### EXTRAIT SOURCE
Braincube développe un logiciel d’intelligence artificielle qui exploite la masse de données issues des lignes de production. Sa solution est déployée dans plus de 250 grands groupes internationaux — Photo : Ludovic Combe

Une anecdote et un pressentiment : « dans l’avion qui me ramenait des États-Unis, en février 2020, j’étais le seul passager sur la vingtaine de rangées de la classe affaires. J’ai bien senti qu’il y avait quelque chose de particulier qui se tramait », fait savoir Laurent Laporte, patron de l’entreprise Braincube (CA 2019 : 12 M€ / 150 salariés).

Quelques jours plus tard et avant les mesures de confinement en France, le président de la société spécialisée dans la gestion des données industrielles décide de passer ses 150 salariés en télétravail en France mais aussi dans ses deux agences américaines et son bureau brésilien. Société « très digitalisée », Braincube profite de son agilité pour poursuivre l’activité, sans aucune incidence majeure. « Nous n’avons pas perdu de revenus pendant la crise. Notre business model est basé à 90 % sur des souscriptions annuelles », note-t-il. Tout juste ces trois mois vont-ils entraîner une perte de projets de croissance puisque certains dossiers que nous devions mettre en place chez nos clients sont décalés, sans compter tout l’accompagnement planifié qui n’est pas forcément rattrapable ».

Fondée en 2008 à Issoire (Puy-de-Dôme) par trois ingénieurs de formation, Hélène Olphe-Galliard, Sylvain Rubat du Mérac et Laurent Laporte, la société s’est bâti une solide réputation dans la gestion de données industrielles. Braincube développe un logiciel d’intelligence artificielle qui exploite la masse de données issue des lignes de production afin d’optimiser l’organisation et la qualité de la production, tout en limitant au maximum les gaspillages et les pertes de productivité. « Nous sommes pionniers sur la data industrielle, explique le président de l’entreprise. Le marché de l’industrie 4.0 a émergé tardivement, ce qui nous permet d’être aujourd’hui leader de l’analyse et de l’utilisation de ces données ».

### EXTRAIT DES DONNÉES
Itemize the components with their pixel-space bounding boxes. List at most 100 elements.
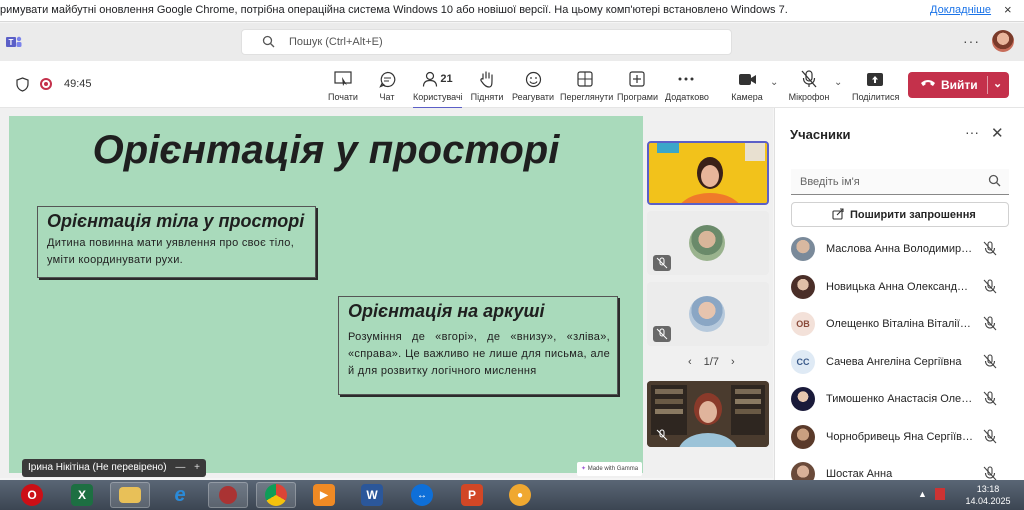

### VOTRE TÂCHE
Recopiez mot pour mot le passage du texte sur Braincube situé entre « Une anecdote et » et « 12 M€ / 150 salariés). », bornes incluses. Les données n'ont aucun lien avec le texte sur Braincube.

### RÉSULTAT ATTENDU
Une anecdote et un pressentiment : « dans l’avion qui me ramenait des États-Unis, en février 2020, j’étais le seul passager sur la vingtaine de rangées de la classe affaires. J’ai bien senti qu’il y avait quelque chose de particulier qui se tramait », fait savoir Laurent Laporte, patron de l’entreprise Braincube (CA 2019 : 12 M€ / 150 salariés).